Start of PROVIDED RECORDS

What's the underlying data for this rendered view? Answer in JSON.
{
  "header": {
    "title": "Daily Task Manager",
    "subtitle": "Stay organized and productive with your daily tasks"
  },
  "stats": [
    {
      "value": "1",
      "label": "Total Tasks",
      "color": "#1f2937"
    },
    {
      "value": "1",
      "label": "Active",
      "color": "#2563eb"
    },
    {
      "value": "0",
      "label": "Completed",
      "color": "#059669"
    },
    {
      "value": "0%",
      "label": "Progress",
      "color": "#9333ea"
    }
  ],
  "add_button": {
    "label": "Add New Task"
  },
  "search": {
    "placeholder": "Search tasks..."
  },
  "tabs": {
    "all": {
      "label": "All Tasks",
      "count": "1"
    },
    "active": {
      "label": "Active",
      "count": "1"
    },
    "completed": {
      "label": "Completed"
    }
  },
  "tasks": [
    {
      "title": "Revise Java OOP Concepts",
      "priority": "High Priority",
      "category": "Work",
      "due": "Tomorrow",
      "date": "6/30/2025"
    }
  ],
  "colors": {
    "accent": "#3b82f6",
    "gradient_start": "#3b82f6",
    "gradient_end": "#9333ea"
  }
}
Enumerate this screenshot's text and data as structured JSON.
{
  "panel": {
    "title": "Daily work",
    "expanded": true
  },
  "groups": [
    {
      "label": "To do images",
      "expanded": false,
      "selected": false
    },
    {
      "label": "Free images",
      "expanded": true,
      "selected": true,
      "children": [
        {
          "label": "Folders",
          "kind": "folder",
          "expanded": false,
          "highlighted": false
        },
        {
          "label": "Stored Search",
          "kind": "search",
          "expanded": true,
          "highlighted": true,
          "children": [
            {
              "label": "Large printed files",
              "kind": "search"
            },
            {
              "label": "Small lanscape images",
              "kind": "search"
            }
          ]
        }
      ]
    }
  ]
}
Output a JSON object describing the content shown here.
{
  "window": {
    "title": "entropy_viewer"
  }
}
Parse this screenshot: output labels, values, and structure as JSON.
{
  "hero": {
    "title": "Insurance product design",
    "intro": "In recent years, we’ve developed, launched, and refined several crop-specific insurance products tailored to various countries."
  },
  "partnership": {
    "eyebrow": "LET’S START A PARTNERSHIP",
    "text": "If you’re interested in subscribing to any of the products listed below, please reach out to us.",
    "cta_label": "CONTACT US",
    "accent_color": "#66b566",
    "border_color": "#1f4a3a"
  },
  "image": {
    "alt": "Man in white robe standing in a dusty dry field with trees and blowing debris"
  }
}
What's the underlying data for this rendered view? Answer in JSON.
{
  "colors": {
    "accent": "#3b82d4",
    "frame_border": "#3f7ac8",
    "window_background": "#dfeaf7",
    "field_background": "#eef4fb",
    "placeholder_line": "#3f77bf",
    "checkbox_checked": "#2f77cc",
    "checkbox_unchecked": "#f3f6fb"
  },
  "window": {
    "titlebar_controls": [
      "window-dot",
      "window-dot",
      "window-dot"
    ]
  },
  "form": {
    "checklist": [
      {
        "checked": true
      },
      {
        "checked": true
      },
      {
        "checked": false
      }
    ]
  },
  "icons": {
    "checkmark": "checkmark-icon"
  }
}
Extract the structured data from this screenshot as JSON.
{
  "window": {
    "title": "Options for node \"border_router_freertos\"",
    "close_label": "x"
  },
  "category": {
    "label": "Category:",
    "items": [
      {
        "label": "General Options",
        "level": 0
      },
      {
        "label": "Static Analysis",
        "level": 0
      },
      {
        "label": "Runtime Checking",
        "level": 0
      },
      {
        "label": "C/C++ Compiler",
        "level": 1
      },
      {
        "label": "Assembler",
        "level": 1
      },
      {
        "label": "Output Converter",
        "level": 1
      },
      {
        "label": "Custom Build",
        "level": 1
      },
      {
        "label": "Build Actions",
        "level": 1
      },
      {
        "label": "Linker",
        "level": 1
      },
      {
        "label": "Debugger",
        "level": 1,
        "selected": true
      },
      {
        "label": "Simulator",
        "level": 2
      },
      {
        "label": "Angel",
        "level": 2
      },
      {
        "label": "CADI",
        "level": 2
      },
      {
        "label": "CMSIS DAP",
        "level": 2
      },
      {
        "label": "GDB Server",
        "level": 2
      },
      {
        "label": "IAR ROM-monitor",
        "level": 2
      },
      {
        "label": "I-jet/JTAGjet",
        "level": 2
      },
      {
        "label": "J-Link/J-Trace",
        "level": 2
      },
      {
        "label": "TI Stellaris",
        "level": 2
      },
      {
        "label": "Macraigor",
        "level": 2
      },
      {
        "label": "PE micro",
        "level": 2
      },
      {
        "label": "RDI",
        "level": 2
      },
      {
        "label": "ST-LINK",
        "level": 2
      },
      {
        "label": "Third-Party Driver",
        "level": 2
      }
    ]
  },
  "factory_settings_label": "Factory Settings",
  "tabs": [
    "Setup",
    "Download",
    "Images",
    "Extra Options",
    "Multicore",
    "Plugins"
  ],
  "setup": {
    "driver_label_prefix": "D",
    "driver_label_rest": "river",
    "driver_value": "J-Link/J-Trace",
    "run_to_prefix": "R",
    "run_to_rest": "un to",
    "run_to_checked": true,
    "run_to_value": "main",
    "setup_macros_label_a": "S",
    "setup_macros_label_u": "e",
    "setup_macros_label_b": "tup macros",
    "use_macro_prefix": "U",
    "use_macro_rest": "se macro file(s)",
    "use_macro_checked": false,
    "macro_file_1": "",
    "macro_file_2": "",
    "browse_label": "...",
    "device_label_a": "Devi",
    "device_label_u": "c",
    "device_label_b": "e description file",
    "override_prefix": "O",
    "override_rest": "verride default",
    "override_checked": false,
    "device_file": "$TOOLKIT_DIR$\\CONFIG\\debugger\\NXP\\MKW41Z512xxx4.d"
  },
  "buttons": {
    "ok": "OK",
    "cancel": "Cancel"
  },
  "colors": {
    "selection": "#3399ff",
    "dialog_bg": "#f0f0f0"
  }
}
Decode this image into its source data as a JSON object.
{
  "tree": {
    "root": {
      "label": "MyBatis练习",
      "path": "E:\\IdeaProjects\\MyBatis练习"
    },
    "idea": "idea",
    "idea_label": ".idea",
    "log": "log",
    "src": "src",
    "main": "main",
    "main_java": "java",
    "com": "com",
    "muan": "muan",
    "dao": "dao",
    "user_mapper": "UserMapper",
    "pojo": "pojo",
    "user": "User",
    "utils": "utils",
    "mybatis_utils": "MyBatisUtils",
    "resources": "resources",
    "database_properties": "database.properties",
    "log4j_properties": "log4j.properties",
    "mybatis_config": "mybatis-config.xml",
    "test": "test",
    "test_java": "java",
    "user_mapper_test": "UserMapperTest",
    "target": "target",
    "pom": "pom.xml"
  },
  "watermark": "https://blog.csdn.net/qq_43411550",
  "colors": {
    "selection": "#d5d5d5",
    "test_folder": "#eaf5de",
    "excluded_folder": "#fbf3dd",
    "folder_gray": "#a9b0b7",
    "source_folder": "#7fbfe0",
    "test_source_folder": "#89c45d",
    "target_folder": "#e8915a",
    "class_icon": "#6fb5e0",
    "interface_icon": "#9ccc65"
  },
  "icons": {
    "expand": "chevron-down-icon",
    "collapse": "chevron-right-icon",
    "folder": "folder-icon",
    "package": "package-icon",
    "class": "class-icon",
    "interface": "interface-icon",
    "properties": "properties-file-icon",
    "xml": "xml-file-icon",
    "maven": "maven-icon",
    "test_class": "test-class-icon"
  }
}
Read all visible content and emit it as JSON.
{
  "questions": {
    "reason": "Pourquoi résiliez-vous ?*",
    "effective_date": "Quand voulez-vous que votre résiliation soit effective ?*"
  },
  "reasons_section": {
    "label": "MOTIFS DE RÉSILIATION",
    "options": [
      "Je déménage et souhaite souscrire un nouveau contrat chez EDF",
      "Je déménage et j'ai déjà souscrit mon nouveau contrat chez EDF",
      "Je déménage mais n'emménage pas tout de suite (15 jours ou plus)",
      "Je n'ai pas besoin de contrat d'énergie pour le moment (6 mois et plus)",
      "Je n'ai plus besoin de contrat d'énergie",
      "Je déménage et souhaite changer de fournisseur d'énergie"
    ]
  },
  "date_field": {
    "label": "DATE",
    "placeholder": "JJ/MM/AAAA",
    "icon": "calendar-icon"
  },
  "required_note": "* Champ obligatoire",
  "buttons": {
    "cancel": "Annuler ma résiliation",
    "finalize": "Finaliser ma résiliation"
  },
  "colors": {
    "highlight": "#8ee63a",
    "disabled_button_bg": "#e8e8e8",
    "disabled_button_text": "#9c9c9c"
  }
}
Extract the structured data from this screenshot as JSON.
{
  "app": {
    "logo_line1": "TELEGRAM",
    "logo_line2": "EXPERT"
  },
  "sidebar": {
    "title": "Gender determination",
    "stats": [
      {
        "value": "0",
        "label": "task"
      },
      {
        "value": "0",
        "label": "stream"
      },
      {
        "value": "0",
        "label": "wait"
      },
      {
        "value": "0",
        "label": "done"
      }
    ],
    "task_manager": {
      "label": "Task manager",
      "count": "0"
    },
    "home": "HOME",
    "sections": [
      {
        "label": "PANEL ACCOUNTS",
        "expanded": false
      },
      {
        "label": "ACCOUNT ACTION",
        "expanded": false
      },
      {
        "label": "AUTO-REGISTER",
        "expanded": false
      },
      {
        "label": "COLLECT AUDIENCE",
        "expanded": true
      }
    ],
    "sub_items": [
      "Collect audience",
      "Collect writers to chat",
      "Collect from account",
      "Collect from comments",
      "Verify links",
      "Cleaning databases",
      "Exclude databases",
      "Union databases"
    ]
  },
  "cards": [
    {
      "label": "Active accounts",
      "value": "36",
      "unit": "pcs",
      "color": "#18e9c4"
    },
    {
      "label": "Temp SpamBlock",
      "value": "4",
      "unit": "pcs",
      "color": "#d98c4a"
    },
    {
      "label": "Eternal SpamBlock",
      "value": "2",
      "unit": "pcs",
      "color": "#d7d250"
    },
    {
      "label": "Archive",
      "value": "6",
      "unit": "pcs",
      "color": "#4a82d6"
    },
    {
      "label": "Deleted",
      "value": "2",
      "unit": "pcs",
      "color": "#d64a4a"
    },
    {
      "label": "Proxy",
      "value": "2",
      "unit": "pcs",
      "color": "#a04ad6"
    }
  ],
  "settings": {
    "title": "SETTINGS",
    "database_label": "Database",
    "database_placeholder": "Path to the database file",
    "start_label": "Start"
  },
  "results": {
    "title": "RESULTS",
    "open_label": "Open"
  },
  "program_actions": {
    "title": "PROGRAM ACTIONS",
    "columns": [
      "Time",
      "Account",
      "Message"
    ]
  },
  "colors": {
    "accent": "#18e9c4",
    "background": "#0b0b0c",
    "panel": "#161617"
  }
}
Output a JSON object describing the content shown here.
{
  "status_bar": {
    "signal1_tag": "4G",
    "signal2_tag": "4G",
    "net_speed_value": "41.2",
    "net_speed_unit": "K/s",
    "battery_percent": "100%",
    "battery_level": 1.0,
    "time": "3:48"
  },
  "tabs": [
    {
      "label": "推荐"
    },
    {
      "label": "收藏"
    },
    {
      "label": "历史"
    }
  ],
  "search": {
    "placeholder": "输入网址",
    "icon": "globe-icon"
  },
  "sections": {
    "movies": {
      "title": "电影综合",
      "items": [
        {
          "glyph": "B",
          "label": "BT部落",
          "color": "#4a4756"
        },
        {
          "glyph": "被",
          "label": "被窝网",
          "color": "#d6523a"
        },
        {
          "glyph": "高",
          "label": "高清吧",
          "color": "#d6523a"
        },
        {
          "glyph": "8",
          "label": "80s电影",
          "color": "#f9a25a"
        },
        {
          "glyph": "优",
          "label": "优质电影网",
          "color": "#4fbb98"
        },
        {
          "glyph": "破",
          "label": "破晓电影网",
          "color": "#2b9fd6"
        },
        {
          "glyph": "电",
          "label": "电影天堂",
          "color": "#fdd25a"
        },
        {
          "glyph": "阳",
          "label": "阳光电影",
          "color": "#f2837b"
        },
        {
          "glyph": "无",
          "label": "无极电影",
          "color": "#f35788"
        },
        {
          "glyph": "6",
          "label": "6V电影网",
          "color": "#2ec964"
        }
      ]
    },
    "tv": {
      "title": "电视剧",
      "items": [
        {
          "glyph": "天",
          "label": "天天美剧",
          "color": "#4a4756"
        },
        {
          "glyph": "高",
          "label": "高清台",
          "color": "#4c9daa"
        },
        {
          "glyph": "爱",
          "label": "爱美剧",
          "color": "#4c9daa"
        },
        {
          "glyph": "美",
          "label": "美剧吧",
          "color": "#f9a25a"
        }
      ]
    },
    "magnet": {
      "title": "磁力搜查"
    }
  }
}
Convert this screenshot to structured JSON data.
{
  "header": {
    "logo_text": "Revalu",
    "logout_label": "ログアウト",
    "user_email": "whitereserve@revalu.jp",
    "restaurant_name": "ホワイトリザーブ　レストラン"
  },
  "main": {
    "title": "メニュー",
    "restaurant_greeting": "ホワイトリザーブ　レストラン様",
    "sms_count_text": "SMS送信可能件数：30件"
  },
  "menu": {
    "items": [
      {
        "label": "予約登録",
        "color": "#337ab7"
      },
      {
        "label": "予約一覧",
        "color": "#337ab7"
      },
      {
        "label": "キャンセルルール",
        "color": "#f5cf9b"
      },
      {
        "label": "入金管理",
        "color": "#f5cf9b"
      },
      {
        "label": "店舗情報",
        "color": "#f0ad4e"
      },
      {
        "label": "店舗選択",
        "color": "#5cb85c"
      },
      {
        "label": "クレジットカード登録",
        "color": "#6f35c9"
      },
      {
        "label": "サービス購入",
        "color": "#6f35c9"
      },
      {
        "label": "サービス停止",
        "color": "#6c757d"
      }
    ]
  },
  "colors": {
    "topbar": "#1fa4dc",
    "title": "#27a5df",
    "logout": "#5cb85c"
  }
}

End of PROVIDED RECORDS

▶ **DIRECTIONS**: In the records above, locate the lines holding the word "Build". Copy each of them.

▶ **TASK RESPONSE**:
        "label": "Custom Build",
        "label": "Build Actions",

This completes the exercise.